─── PROVIDED INFORMATION ───
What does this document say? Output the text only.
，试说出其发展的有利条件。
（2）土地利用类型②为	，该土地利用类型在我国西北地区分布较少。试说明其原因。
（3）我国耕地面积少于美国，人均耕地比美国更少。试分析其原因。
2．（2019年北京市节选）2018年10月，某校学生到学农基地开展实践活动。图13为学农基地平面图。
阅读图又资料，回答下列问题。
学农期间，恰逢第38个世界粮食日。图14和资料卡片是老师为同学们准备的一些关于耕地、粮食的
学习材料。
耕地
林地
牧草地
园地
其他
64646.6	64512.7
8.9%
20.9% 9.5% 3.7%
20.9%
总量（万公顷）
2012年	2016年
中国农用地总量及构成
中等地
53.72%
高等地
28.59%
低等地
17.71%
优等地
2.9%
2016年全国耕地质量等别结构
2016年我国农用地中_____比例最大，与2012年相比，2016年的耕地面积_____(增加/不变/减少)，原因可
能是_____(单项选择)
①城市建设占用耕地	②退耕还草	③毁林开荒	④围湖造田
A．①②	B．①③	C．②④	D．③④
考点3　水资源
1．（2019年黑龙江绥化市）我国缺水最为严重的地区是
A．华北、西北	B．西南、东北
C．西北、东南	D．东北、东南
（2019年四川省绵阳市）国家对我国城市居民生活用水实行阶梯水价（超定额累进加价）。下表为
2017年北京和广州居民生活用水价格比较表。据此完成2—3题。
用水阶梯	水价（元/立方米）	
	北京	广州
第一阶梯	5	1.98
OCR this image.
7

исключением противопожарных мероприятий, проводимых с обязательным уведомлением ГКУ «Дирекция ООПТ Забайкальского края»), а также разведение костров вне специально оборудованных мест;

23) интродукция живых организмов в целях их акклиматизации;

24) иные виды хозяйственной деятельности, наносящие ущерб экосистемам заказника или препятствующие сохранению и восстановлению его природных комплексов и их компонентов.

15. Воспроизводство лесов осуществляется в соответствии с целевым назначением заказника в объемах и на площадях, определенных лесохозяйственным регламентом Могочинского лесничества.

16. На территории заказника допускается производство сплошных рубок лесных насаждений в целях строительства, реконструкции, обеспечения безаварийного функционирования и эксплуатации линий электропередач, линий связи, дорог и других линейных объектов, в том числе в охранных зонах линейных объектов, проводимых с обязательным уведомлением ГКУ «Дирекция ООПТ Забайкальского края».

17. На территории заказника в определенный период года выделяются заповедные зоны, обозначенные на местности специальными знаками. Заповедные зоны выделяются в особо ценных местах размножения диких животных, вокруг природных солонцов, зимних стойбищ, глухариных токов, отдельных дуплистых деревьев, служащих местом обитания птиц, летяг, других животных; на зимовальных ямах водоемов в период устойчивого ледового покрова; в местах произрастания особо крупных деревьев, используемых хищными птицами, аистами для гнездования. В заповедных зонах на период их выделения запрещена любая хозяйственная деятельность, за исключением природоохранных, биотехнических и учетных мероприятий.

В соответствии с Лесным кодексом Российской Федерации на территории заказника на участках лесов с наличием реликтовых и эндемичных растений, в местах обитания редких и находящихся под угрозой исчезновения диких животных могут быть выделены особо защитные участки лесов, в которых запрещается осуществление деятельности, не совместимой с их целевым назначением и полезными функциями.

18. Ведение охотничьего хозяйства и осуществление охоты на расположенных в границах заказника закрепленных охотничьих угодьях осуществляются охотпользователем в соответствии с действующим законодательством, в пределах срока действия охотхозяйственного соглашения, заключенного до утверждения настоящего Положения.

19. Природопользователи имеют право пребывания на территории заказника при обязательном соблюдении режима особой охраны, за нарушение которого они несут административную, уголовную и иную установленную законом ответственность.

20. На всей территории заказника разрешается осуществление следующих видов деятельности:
───
• _WHAT YOU NEED TO DO_:
Copy every line above that includes the string "лесов".

• _REPLY TO THE EXERCISE_:
15. Воспроизводство лесов осуществляется в соответствии с целевым назначением заказника в объемах и на площадях, определенных лесохозяйственным регламентом Могочинского лесничества.
В соответствии с Лесным кодексом Российской Федерации на территории заказника на участках лесов с наличием реликтовых и эндемичных растений, в местах обитания редких и находящихся под угрозой исчезновения диких животных могут быть выделены особо защитные участки лесов, в которых запрещается осуществление деятельности, не совместимой с их целевым назначением и полезными функциями.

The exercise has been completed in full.